------ DATA IN THIS EXERCISE ------
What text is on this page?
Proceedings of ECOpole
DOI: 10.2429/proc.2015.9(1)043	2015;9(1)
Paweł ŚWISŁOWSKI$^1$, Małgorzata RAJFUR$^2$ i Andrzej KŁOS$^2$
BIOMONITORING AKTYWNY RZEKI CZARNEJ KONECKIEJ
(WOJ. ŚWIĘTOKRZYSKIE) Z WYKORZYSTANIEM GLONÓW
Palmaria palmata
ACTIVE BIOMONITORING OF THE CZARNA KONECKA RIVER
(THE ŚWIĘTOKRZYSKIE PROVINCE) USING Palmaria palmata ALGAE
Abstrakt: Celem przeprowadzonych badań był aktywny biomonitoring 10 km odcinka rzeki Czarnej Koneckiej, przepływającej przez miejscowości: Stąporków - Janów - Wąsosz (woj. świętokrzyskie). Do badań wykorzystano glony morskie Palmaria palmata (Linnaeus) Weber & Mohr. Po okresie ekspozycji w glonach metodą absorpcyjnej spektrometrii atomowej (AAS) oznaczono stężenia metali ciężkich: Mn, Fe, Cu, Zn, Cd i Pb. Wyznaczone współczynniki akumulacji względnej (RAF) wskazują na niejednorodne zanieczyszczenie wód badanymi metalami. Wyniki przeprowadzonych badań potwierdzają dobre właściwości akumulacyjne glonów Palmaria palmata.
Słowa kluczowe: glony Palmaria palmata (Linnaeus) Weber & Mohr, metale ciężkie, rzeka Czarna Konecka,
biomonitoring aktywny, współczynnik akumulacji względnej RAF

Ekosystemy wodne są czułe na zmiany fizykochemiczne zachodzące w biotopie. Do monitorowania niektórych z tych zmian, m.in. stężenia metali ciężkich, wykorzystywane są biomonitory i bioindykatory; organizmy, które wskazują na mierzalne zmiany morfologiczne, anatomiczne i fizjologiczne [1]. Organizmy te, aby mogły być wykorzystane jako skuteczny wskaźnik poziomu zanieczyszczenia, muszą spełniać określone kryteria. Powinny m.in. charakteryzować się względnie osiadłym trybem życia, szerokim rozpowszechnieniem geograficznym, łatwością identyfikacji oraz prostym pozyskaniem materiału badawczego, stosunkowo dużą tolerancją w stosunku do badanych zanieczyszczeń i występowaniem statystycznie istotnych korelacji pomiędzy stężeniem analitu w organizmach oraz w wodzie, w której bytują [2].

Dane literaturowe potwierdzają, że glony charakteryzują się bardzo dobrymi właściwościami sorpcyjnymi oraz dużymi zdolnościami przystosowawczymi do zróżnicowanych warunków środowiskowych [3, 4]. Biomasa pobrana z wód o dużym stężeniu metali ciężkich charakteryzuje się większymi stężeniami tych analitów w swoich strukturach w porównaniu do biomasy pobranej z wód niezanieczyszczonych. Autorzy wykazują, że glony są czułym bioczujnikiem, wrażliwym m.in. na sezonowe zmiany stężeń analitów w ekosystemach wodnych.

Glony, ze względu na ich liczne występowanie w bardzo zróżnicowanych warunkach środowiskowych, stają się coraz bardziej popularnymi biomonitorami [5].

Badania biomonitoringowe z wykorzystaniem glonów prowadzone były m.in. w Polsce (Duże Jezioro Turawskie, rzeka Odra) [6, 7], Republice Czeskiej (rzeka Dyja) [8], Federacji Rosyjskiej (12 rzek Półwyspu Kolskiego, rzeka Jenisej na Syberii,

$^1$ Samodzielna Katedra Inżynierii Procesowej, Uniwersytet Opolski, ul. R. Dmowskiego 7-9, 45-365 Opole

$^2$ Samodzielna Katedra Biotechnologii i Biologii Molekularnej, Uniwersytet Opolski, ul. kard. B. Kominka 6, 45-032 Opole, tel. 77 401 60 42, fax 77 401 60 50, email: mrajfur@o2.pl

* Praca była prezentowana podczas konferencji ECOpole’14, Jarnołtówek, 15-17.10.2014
------
## SHORT PROBLEM
Copy out the lines that hold "Weber".

## TASK RESULT
Abstrakt: Celem przeprowadzonych badań był aktywny biomonitoring 10 km odcinka rzeki Czarnej Koneckiej, przepływającej przez miejscowości: Stąporków - Janów - Wąsosz (woj. świętokrzyskie). Do badań wykorzystano glony morskie Palmaria palmata (Linnaeus) Weber & Mohr. Po okresie ekspozycji w glonach metodą absorpcyjnej spektrometrii atomowej (AAS) oznaczono stężenia metali ciężkich: Mn, Fe, Cu, Zn, Cd i Pb. Wyznaczone współczynniki akumulacji względnej (RAF) wskazują na niejednorodne zanieczyszczenie wód badanymi metalami. Wyniki przeprowadzonych badań potwierdzają dobre właściwości akumulacyjne glonów Palmaria palmata.
Słowa kluczowe: glony Palmaria palmata (Linnaeus) Weber & Mohr, metale ciężkie, rzeka Czarna Konecka,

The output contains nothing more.